# Extracted material:
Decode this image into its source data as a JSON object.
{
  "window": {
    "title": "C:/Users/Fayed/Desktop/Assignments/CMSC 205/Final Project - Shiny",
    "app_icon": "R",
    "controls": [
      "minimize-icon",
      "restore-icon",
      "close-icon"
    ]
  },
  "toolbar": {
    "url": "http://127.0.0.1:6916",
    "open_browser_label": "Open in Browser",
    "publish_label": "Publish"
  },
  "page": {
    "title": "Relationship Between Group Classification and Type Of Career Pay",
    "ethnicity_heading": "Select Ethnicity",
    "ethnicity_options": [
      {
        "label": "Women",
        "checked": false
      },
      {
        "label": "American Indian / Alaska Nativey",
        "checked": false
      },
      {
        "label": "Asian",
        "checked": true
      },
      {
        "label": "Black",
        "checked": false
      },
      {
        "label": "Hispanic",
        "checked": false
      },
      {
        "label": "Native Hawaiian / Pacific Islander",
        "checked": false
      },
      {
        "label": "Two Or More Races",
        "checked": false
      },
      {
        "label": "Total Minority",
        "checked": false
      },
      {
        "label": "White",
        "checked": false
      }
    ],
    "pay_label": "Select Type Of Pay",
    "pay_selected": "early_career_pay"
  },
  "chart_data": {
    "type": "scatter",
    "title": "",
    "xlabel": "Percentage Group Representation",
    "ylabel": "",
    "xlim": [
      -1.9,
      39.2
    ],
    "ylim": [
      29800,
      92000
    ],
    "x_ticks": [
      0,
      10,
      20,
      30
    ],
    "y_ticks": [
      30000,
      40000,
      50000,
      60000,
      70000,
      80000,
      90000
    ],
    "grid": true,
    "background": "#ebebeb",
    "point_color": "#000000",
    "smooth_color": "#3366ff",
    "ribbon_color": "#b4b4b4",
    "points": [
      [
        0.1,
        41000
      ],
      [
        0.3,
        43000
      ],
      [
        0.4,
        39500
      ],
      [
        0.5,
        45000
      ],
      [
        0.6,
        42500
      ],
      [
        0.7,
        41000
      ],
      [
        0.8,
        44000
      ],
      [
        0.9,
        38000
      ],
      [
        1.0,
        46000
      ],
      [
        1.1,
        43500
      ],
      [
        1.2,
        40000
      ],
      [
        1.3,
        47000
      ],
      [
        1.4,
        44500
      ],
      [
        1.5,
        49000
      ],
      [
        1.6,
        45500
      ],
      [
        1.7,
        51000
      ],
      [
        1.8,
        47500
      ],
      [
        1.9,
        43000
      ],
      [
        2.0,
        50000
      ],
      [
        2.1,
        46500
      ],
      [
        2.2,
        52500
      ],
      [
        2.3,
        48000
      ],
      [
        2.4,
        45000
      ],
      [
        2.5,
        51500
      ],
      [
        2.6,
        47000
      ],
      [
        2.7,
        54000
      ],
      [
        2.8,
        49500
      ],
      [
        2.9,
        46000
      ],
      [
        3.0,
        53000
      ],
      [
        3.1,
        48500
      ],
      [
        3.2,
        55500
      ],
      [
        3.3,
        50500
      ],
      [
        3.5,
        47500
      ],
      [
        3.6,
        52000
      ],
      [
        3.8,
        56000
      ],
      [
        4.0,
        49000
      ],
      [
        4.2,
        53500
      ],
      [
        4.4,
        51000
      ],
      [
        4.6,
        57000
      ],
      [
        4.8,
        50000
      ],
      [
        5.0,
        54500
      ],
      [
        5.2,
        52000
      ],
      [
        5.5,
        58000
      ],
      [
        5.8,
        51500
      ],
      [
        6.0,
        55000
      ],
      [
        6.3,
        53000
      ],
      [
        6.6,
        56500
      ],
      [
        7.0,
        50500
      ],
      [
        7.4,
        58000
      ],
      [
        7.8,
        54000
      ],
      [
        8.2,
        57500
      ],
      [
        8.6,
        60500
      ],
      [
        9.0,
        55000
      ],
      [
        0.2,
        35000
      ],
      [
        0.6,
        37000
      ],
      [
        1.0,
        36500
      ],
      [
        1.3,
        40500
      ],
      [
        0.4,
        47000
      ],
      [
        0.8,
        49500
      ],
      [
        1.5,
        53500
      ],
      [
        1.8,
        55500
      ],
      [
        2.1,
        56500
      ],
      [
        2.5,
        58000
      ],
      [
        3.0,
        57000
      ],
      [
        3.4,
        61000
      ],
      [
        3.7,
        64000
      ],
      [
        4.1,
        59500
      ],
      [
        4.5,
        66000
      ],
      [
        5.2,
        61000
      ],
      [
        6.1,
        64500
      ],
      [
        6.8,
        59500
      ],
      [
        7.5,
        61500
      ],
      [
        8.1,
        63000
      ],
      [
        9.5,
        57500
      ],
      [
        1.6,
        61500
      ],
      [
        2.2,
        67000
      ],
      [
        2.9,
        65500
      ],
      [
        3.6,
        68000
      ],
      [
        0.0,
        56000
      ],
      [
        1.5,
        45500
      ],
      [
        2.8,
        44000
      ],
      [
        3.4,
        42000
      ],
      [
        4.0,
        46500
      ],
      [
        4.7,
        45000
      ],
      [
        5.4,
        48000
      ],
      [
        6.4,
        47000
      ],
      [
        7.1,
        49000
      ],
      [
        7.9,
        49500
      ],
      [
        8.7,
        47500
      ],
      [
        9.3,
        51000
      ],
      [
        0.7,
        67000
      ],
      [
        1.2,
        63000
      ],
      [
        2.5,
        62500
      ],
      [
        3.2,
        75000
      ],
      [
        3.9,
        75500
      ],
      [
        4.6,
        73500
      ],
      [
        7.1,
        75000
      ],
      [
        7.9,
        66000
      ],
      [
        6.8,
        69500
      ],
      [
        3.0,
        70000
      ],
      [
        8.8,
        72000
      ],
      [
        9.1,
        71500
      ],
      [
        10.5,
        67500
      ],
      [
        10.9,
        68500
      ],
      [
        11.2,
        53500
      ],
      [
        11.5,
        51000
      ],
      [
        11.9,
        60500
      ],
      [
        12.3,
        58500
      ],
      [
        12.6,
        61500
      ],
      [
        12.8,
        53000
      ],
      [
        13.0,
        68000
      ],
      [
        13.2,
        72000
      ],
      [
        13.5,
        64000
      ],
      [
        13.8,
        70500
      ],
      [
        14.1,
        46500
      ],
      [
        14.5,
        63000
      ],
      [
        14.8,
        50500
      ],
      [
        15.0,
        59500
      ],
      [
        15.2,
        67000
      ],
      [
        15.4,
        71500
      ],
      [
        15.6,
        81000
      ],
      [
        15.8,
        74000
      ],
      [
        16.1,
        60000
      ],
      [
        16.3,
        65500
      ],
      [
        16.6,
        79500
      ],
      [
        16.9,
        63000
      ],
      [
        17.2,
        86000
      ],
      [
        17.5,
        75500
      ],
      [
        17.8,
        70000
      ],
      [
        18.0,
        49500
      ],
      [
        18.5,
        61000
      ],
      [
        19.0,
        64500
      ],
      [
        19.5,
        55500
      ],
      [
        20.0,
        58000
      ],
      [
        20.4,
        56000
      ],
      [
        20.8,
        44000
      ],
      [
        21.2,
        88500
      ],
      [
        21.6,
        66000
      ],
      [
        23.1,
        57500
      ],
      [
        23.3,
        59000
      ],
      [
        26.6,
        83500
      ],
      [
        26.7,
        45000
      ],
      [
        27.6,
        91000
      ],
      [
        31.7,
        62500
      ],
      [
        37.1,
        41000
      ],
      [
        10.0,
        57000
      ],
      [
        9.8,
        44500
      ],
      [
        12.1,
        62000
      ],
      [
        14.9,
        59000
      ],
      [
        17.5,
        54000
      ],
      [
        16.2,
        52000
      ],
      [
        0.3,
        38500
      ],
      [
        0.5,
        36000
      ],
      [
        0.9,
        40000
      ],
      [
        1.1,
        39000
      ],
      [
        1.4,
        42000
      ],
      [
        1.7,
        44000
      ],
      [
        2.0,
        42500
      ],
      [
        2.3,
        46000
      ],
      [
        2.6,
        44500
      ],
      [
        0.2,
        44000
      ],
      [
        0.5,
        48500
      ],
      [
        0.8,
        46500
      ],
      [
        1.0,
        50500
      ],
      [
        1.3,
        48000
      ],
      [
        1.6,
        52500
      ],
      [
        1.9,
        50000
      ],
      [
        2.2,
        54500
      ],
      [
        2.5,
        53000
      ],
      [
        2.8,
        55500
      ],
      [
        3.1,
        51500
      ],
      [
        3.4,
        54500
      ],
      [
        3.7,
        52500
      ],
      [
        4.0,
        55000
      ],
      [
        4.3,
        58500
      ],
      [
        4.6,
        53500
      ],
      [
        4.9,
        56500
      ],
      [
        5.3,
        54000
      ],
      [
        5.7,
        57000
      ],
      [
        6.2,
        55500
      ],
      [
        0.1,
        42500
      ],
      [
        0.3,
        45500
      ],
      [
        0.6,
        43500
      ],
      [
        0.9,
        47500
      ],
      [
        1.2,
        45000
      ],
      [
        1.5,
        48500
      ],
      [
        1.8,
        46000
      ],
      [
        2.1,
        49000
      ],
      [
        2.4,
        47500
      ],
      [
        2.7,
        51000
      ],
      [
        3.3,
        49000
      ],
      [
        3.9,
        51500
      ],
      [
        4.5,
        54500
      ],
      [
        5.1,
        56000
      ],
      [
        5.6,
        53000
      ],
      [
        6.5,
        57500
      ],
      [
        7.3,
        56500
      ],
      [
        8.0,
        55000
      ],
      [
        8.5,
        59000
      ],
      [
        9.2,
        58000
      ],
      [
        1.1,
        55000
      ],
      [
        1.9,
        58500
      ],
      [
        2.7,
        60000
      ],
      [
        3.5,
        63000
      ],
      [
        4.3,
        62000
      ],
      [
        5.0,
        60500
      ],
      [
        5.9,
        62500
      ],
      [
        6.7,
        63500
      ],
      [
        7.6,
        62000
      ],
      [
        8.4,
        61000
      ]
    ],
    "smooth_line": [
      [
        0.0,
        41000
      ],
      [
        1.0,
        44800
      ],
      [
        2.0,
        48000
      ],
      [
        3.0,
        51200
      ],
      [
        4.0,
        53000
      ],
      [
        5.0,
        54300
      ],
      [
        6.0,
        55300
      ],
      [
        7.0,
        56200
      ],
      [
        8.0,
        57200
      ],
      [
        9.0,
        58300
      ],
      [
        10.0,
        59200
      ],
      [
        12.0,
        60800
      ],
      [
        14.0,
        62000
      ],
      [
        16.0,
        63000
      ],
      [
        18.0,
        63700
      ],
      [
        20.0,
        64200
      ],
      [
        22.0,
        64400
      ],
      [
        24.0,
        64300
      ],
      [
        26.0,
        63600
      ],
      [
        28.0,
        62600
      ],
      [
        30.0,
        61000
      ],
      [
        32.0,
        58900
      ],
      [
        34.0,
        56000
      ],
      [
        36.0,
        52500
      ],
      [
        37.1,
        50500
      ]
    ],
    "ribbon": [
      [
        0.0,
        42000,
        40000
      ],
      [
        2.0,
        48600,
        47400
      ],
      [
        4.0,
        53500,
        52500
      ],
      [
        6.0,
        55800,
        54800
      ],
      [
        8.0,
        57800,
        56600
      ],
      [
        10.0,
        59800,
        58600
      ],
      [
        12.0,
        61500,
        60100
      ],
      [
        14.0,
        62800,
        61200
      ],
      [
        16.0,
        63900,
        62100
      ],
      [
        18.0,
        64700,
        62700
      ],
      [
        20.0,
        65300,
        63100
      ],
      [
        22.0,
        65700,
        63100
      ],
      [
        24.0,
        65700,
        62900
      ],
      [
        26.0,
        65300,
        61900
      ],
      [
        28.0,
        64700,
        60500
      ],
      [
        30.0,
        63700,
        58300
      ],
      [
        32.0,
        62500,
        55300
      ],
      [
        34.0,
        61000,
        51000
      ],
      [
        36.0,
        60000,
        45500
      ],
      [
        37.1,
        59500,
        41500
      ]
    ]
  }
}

# Exercise description:
Show every line where the string "title" appears.

# Answer to this task:
    "title": "C:/Users/Fayed/Desktop/Assignments/CMSC 205/Final Project - Shiny",
    "title": "Relationship Between Group Classification and Type Of Career Pay",
    "title": "",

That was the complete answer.